> [Challenge] Extract each line where the string "color" shows up.

> [Extracted material]
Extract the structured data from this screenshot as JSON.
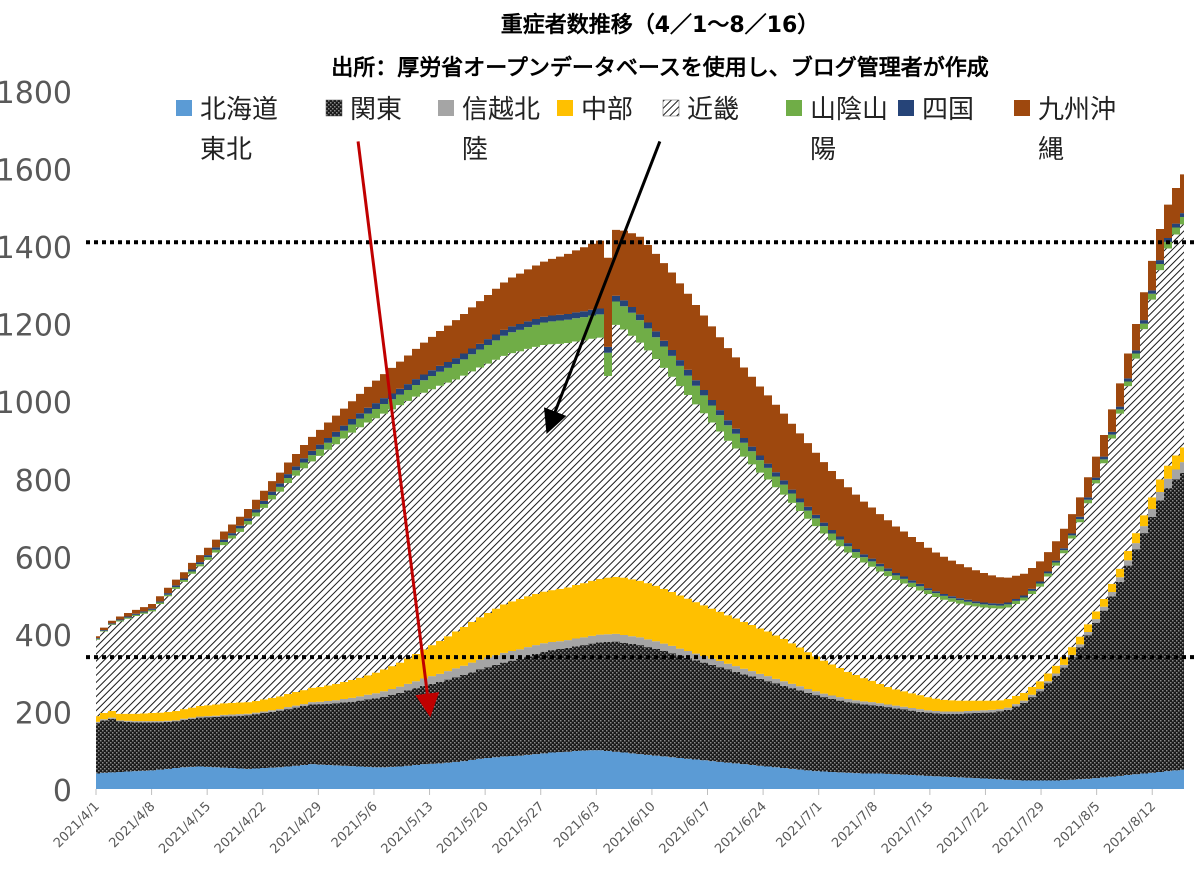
{
  "chart_data": {
    "type": "area",
    "stacked": true,
    "title": "重症者数推移（4／1～8／16）",
    "subtitle": "出所：厚労省オープンデータベースを使用し、ブログ管理者が作成",
    "ylim": [
      0,
      1800
    ],
    "yticks": [
      "0",
      "200",
      "400",
      "600",
      "800",
      "1000",
      "1200",
      "1400",
      "1600",
      "1800"
    ],
    "x_tick_labels": [
      "2021/4/1",
      "2021/4/8",
      "2021/4/15",
      "2021/4/22",
      "2021/4/29",
      "2021/5/6",
      "2021/5/13",
      "2021/5/20",
      "2021/5/27",
      "2021/6/3",
      "2021/6/10",
      "2021/6/17",
      "2021/6/24",
      "2021/7/1",
      "2021/7/8",
      "2021/7/15",
      "2021/7/22",
      "2021/7/29",
      "2021/8/5",
      "2021/8/12"
    ],
    "x_start": "2021/4/1",
    "x_end": "2021/8/16",
    "grid": false,
    "legend_position": "top",
    "series": [
      {
        "name": "北海道東北",
        "color": "#5b9bd5",
        "values": [
          40,
          42,
          43,
          44,
          45,
          46,
          47,
          48,
          50,
          52,
          54,
          56,
          57,
          58,
          57,
          56,
          55,
          54,
          53,
          52,
          53,
          54,
          55,
          56,
          58,
          60,
          62,
          64,
          63,
          62,
          61,
          60,
          59,
          58,
          57,
          56,
          56,
          57,
          58,
          60,
          62,
          64,
          65,
          66,
          68,
          70,
          72,
          75,
          78,
          80,
          82,
          84,
          85,
          86,
          88,
          90,
          92,
          94,
          95,
          96,
          98,
          99,
          100,
          100,
          98,
          96,
          94,
          92,
          90,
          88,
          86,
          84,
          82,
          80,
          78,
          76,
          74,
          72,
          70,
          68,
          66,
          64,
          62,
          60,
          58,
          56,
          54,
          52,
          50,
          48,
          46,
          45,
          44,
          43,
          42,
          41,
          40,
          40,
          40,
          39,
          38,
          37,
          36,
          35,
          34,
          33,
          32,
          31,
          30,
          29,
          28,
          27,
          26,
          25,
          24,
          23,
          22,
          22,
          22,
          22,
          22,
          23,
          24,
          25,
          26,
          28,
          30,
          32,
          34,
          36,
          38,
          40,
          42,
          44,
          46,
          48,
          50
        ]
      },
      {
        "name": "関東",
        "color": "#1f1f1f",
        "pattern": "dots",
        "values": [
          130,
          135,
          138,
          130,
          128,
          126,
          125,
          124,
          122,
          121,
          120,
          122,
          124,
          126,
          128,
          130,
          132,
          134,
          136,
          138,
          140,
          142,
          144,
          146,
          148,
          150,
          152,
          154,
          156,
          158,
          160,
          163,
          166,
          170,
          174,
          178,
          182,
          186,
          190,
          194,
          198,
          202,
          206,
          210,
          214,
          218,
          222,
          226,
          230,
          234,
          238,
          242,
          246,
          250,
          254,
          258,
          262,
          264,
          266,
          268,
          270,
          272,
          275,
          278,
          281,
          284,
          283,
          282,
          281,
          278,
          275,
          272,
          268,
          264,
          260,
          256,
          252,
          248,
          244,
          240,
          236,
          232,
          228,
          224,
          220,
          216,
          212,
          208,
          204,
          200,
          196,
          192,
          188,
          185,
          182,
          180,
          178,
          176,
          174,
          172,
          170,
          168,
          166,
          164,
          163,
          162,
          162,
          163,
          164,
          166,
          168,
          170,
          172,
          175,
          180,
          190,
          200,
          215,
          230,
          250,
          270,
          290,
          315,
          340,
          370,
          400,
          430,
          465,
          500,
          540,
          580,
          620,
          660,
          700,
          730,
          750,
          765
        ]
      },
      {
        "name": "信越北陸",
        "color": "#a5a5a5",
        "values": [
          3,
          3,
          3,
          3,
          3,
          3,
          3,
          3,
          3,
          3,
          3,
          3,
          3,
          3,
          3,
          3,
          4,
          4,
          4,
          4,
          4,
          4,
          4,
          4,
          5,
          5,
          5,
          6,
          6,
          7,
          8,
          9,
          10,
          11,
          12,
          13,
          14,
          15,
          16,
          17,
          18,
          19,
          20,
          21,
          22,
          23,
          24,
          25,
          25,
          25,
          25,
          25,
          25,
          24,
          24,
          23,
          22,
          21,
          20,
          20,
          20,
          20,
          20,
          20,
          20,
          20,
          20,
          20,
          20,
          20,
          20,
          19,
          19,
          18,
          18,
          17,
          17,
          16,
          16,
          15,
          15,
          14,
          14,
          13,
          13,
          12,
          12,
          11,
          11,
          10,
          10,
          9,
          9,
          9,
          8,
          8,
          8,
          8,
          7,
          7,
          7,
          7,
          7,
          7,
          6,
          6,
          6,
          6,
          6,
          6,
          6,
          6,
          6,
          6,
          6,
          6,
          6,
          6,
          6,
          6,
          6,
          7,
          7,
          8,
          9,
          10,
          10,
          11,
          12,
          14,
          16,
          18,
          20,
          22,
          24,
          26,
          28
        ]
      },
      {
        "name": "中部",
        "color": "#ffc000",
        "values": [
          15,
          16,
          17,
          17,
          18,
          19,
          20,
          21,
          22,
          23,
          24,
          25,
          26,
          27,
          28,
          29,
          30,
          30,
          30,
          30,
          30,
          31,
          32,
          33,
          34,
          35,
          36,
          37,
          38,
          40,
          42,
          44,
          46,
          48,
          50,
          53,
          56,
          59,
          62,
          66,
          70,
          75,
          80,
          85,
          90,
          95,
          100,
          105,
          110,
          115,
          120,
          125,
          128,
          130,
          131,
          132,
          133,
          134,
          135,
          136,
          138,
          140,
          142,
          144,
          146,
          147,
          148,
          147,
          146,
          145,
          143,
          141,
          139,
          137,
          135,
          133,
          131,
          129,
          127,
          125,
          123,
          121,
          119,
          117,
          115,
          112,
          109,
          105,
          100,
          95,
          90,
          85,
          80,
          75,
          70,
          65,
          60,
          55,
          50,
          45,
          42,
          40,
          38,
          36,
          34,
          32,
          30,
          29,
          28,
          27,
          26,
          25,
          24,
          23,
          22,
          21,
          20,
          20,
          20,
          20,
          20,
          20,
          20,
          20,
          20,
          20,
          20,
          21,
          22,
          24,
          26,
          28,
          30,
          32,
          34,
          36,
          38
        ]
      },
      {
        "name": "近畿",
        "color": "#9a9a9a",
        "pattern": "hatch",
        "values": [
          197,
          210,
          222,
          238,
          245,
          252,
          257,
          262,
          280,
          298,
          315,
          328,
          345,
          360,
          375,
          392,
          408,
          424,
          440,
          458,
          476,
          494,
          512,
          528,
          544,
          558,
          572,
          584,
          596,
          608,
          618,
          628,
          638,
          646,
          652,
          656,
          660,
          662,
          664,
          664,
          664,
          662,
          660,
          658,
          654,
          650,
          648,
          646,
          644,
          643,
          642,
          641,
          640,
          639,
          638,
          637,
          636,
          634,
          632,
          630,
          628,
          626,
          624,
          622,
          520,
          650,
          640,
          628,
          614,
          600,
          585,
          570,
          555,
          540,
          525,
          510,
          495,
          480,
          465,
          450,
          438,
          426,
          414,
          402,
          392,
          382,
          372,
          362,
          352,
          344,
          336,
          328,
          320,
          314,
          308,
          302,
          298,
          294,
          290,
          286,
          282,
          278,
          274,
          270,
          266,
          262,
          258,
          254,
          250,
          246,
          243,
          240,
          238,
          236,
          236,
          237,
          238,
          240,
          244,
          250,
          258,
          268,
          280,
          295,
          312,
          330,
          350,
          375,
          400,
          425,
          450,
          480,
          510,
          540,
          560,
          570,
          575
        ]
      },
      {
        "name": "山陰山陽",
        "color": "#70ad47",
        "values": [
          2,
          2,
          2,
          3,
          3,
          3,
          3,
          4,
          4,
          4,
          5,
          5,
          6,
          6,
          7,
          7,
          8,
          8,
          9,
          9,
          10,
          10,
          11,
          12,
          13,
          14,
          15,
          16,
          17,
          18,
          19,
          20,
          21,
          22,
          23,
          24,
          25,
          26,
          27,
          28,
          30,
          32,
          34,
          36,
          38,
          40,
          42,
          44,
          46,
          48,
          50,
          52,
          54,
          55,
          56,
          57,
          58,
          59,
          60,
          60,
          60,
          60,
          60,
          60,
          60,
          60,
          60,
          59,
          58,
          57,
          56,
          55,
          54,
          52,
          50,
          48,
          46,
          44,
          42,
          40,
          38,
          36,
          34,
          32,
          30,
          28,
          26,
          24,
          22,
          21,
          20,
          19,
          18,
          17,
          16,
          15,
          14,
          14,
          13,
          13,
          12,
          12,
          11,
          11,
          10,
          10,
          10,
          9,
          9,
          9,
          8,
          8,
          8,
          8,
          8,
          8,
          8,
          8,
          8,
          8,
          8,
          8,
          8,
          8,
          9,
          9,
          10,
          10,
          11,
          12,
          13,
          14,
          15,
          16,
          17,
          18,
          19
        ]
      },
      {
        "name": "四国",
        "color": "#264478",
        "values": [
          2,
          2,
          2,
          2,
          3,
          3,
          3,
          3,
          3,
          4,
          4,
          4,
          5,
          5,
          5,
          6,
          6,
          6,
          7,
          7,
          8,
          8,
          9,
          9,
          10,
          10,
          11,
          11,
          12,
          12,
          13,
          13,
          14,
          14,
          15,
          15,
          15,
          15,
          15,
          15,
          15,
          15,
          15,
          15,
          15,
          15,
          15,
          15,
          15,
          15,
          15,
          15,
          15,
          15,
          15,
          15,
          15,
          15,
          15,
          15,
          15,
          15,
          15,
          15,
          15,
          15,
          15,
          15,
          15,
          15,
          15,
          15,
          15,
          15,
          15,
          14,
          14,
          14,
          13,
          13,
          13,
          12,
          12,
          12,
          11,
          11,
          11,
          10,
          10,
          10,
          9,
          9,
          9,
          8,
          8,
          8,
          7,
          7,
          7,
          7,
          6,
          6,
          6,
          6,
          5,
          5,
          5,
          5,
          5,
          5,
          5,
          5,
          5,
          5,
          5,
          5,
          5,
          5,
          5,
          5,
          5,
          5,
          5,
          6,
          6,
          6,
          7,
          7,
          7,
          8,
          8,
          9,
          9,
          10,
          10,
          10,
          10
        ]
      },
      {
        "name": "九州沖縄",
        "color": "#9e480e",
        "values": [
          5,
          6,
          7,
          8,
          9,
          10,
          11,
          12,
          13,
          14,
          15,
          16,
          17,
          18,
          19,
          20,
          21,
          22,
          23,
          24,
          25,
          26,
          27,
          28,
          30,
          32,
          34,
          36,
          38,
          40,
          42,
          44,
          46,
          50,
          54,
          58,
          62,
          66,
          70,
          74,
          78,
          82,
          86,
          90,
          94,
          98,
          102,
          106,
          110,
          114,
          118,
          122,
          126,
          130,
          134,
          138,
          142,
          146,
          150,
          155,
          160,
          165,
          170,
          175,
          230,
          170,
          180,
          190,
          200,
          200,
          200,
          200,
          200,
          198,
          196,
          194,
          192,
          190,
          188,
          186,
          184,
          182,
          180,
          178,
          176,
          174,
          172,
          170,
          168,
          164,
          160,
          156,
          152,
          148,
          144,
          140,
          136,
          132,
          128,
          124,
          120,
          116,
          112,
          108,
          104,
          100,
          96,
          92,
          88,
          84,
          80,
          76,
          72,
          68,
          64,
          60,
          56,
          54,
          52,
          50,
          50,
          50,
          50,
          50,
          52,
          54,
          56,
          58,
          60,
          64,
          68,
          72,
          76,
          80,
          86,
          92,
          100
        ]
      }
    ],
    "annotations": [
      {
        "type": "hline",
        "y": 1410,
        "style": "dotted"
      },
      {
        "type": "hline",
        "y": 340,
        "style": "dotted"
      },
      {
        "type": "arrow",
        "color": "#c00000",
        "from": {
          "x": "2021/5/4",
          "y": 1670
        },
        "to": {
          "x": "2021/5/13",
          "y": 200
        }
      },
      {
        "type": "arrow",
        "color": "#000000",
        "from": {
          "x": "2021/6/11",
          "y": 1670
        },
        "to": {
          "x": "2021/5/28",
          "y": 930
        }
      }
    ]
  }
}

> [Answer to this task]
        "color": "#5b9bd5",
        "color": "#1f1f1f",
        "color": "#a5a5a5",
        "color": "#ffc000",
        "color": "#9a9a9a",
        "color": "#70ad47",
        "color": "#264478",
        "color": "#9e480e",
        "color": "#c00000",
        "color": "#000000",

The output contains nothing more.